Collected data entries
[Start]

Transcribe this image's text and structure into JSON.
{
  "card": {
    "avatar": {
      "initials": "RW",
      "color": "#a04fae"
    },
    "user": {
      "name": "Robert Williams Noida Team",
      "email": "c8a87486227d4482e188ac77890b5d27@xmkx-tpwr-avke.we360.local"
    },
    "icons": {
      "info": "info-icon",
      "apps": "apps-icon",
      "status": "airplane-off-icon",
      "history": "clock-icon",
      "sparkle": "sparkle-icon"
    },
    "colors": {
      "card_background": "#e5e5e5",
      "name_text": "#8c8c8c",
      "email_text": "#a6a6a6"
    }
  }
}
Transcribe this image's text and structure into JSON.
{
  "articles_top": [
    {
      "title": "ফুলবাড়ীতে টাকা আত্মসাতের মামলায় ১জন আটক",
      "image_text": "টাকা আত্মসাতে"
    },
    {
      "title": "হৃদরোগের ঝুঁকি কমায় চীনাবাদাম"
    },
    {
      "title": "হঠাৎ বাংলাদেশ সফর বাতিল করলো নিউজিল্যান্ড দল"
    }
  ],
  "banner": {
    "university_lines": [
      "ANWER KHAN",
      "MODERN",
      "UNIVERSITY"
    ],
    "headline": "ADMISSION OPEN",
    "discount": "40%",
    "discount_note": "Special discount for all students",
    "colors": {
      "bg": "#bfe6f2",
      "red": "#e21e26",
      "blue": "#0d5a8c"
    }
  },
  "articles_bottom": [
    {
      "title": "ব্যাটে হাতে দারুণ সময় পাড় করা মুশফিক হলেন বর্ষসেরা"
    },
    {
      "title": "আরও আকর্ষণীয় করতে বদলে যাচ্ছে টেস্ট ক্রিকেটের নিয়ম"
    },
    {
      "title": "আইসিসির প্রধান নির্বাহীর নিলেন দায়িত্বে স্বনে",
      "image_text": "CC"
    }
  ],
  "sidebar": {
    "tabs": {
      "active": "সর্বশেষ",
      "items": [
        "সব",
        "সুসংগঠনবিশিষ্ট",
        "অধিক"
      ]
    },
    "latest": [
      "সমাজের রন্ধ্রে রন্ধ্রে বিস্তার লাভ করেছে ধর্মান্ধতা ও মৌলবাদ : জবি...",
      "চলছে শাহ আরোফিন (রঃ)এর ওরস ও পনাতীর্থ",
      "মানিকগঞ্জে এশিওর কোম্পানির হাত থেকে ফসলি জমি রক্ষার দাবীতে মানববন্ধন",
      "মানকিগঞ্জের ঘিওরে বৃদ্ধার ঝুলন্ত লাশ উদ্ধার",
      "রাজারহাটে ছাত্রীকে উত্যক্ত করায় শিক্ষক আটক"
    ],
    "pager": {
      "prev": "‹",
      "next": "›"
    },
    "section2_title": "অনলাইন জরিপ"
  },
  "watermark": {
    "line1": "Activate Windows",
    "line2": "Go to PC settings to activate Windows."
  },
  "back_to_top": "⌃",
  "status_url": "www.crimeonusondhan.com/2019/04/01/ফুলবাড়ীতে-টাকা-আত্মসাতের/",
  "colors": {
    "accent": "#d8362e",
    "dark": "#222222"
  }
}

[End]

List the lines of the records where "Windows" occurs.

    "line1": "Activate Windows",
    "line2": "Go to PC settings to activate Windows."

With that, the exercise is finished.